§ Set exercise: Search the records below for the word "arcsec". Pull out each line that has it.

§ Records for the task:

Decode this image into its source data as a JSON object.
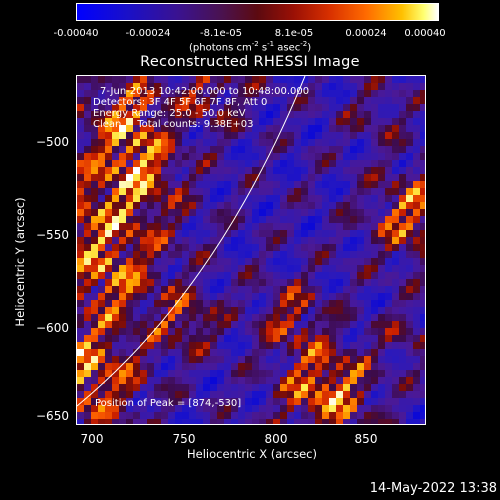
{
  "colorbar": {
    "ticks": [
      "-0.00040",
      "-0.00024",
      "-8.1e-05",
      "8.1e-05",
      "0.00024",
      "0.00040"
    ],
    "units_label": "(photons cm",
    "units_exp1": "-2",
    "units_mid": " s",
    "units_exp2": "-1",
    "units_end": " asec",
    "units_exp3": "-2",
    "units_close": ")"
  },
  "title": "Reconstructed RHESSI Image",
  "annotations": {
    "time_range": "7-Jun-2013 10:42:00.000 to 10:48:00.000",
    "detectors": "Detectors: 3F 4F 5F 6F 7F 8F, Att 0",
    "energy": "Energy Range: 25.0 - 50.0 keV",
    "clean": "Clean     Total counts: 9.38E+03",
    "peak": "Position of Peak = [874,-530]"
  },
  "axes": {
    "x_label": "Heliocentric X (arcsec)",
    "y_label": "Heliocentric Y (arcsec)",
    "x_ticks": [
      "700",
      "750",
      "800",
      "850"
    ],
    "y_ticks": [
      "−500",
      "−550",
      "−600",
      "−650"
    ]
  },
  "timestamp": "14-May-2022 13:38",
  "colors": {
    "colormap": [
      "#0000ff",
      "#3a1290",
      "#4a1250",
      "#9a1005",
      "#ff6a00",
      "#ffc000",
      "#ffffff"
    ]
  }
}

§ Answer to the problem:
    "x_label": "Heliocentric X (arcsec)",
    "y_label": "Heliocentric Y (arcsec)",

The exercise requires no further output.